### What you will do
Work through the material below line by line and say how many lines include the word "value". Only the number, please.

### Material provided
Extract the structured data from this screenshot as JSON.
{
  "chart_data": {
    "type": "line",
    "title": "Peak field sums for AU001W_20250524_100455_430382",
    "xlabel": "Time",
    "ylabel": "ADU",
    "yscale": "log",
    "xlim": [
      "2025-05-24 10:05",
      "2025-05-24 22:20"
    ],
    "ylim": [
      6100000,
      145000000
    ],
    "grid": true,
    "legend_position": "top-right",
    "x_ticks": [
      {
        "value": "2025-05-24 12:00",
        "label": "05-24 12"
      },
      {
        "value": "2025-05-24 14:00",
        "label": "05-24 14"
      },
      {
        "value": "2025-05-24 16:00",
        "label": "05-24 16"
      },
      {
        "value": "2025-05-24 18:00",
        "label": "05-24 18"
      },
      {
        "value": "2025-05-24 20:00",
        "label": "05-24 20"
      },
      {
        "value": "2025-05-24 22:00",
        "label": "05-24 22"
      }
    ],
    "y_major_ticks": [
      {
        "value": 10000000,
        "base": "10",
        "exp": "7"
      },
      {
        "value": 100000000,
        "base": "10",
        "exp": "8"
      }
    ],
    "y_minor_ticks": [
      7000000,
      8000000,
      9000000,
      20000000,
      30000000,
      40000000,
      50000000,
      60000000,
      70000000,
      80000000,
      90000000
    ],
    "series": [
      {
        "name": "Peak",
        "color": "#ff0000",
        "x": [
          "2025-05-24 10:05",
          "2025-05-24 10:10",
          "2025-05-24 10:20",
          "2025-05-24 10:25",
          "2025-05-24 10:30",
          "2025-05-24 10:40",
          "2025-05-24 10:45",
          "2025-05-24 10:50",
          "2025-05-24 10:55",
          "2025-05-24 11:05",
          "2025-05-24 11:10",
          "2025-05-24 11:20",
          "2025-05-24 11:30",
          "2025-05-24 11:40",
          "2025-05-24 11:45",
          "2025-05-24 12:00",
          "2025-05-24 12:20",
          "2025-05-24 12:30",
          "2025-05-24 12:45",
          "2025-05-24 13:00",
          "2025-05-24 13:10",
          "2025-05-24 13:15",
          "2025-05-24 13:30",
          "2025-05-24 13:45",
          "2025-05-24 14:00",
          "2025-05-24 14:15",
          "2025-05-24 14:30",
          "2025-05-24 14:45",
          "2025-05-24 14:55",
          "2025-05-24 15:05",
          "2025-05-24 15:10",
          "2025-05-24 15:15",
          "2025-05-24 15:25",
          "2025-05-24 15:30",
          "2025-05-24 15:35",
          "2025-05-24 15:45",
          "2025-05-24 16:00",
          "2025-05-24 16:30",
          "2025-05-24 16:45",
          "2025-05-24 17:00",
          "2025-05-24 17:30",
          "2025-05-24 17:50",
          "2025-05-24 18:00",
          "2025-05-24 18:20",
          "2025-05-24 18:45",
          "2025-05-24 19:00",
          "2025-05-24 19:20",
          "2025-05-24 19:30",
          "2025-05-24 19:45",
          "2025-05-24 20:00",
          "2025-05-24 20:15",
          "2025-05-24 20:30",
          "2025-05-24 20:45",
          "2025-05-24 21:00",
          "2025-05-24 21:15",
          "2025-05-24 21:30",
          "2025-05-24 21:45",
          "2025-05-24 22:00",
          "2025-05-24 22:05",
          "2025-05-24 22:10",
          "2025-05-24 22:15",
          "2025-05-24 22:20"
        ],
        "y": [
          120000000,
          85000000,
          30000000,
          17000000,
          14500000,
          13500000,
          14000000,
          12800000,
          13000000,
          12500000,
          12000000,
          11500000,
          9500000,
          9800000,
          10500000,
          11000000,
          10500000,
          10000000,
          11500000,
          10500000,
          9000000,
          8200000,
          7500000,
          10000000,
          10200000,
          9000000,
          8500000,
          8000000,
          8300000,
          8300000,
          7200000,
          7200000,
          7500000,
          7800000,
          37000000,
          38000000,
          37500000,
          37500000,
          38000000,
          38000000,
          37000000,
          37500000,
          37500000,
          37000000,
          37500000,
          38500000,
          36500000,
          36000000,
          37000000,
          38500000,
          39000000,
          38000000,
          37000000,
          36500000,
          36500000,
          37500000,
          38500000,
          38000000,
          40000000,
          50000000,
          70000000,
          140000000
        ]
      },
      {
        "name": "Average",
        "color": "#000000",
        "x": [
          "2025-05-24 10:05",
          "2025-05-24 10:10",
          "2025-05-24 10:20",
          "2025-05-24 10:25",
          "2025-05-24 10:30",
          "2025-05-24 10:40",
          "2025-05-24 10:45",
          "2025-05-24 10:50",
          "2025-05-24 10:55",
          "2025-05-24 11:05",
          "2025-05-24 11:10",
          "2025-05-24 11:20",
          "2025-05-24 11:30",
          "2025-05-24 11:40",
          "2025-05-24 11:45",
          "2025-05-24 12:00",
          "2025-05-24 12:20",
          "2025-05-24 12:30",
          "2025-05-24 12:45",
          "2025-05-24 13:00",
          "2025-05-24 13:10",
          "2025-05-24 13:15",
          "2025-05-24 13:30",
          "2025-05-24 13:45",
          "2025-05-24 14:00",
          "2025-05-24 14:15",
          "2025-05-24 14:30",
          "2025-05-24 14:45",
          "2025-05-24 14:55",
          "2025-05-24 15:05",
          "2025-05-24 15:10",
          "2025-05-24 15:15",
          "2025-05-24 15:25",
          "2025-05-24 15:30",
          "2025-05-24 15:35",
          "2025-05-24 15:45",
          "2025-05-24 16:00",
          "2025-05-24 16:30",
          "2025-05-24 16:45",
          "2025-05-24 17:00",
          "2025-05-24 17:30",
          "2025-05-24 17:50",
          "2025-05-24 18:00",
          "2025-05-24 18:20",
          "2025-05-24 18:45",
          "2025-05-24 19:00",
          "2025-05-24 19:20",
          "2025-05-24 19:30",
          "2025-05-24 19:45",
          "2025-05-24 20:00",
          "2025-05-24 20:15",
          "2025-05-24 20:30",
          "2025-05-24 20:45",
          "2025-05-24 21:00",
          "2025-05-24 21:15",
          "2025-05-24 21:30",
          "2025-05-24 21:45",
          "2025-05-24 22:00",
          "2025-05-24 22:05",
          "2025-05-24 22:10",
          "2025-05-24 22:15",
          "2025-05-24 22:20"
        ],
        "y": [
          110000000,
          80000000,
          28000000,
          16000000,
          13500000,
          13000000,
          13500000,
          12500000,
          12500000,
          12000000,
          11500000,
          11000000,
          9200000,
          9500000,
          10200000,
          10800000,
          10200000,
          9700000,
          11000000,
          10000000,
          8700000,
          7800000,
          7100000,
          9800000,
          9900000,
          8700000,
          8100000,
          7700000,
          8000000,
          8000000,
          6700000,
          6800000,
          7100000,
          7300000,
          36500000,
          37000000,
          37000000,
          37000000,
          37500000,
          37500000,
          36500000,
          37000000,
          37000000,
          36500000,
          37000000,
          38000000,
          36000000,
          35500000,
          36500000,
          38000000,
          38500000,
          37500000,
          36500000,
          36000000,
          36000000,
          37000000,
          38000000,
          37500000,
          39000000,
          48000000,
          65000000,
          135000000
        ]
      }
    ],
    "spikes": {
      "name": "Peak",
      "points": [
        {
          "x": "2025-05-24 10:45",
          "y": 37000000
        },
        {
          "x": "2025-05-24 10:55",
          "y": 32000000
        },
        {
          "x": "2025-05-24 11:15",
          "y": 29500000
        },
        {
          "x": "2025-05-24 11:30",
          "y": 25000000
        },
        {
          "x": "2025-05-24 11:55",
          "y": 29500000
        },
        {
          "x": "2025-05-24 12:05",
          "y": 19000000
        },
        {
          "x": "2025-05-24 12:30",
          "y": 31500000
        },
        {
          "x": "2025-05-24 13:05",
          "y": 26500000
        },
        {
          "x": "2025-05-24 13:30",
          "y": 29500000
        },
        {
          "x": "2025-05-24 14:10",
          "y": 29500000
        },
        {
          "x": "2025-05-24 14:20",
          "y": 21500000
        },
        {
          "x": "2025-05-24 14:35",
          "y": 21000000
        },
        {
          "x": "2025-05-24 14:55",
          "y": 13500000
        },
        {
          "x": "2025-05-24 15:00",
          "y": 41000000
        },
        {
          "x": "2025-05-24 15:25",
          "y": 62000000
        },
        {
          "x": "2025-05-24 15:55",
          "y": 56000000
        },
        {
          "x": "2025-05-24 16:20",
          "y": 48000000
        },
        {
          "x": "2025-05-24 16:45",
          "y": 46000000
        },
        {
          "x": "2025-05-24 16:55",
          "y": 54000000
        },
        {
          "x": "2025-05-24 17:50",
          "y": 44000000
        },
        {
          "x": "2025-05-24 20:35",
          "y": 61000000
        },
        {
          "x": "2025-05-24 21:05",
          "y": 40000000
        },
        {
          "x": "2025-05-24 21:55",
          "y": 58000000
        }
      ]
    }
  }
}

### Expected output
8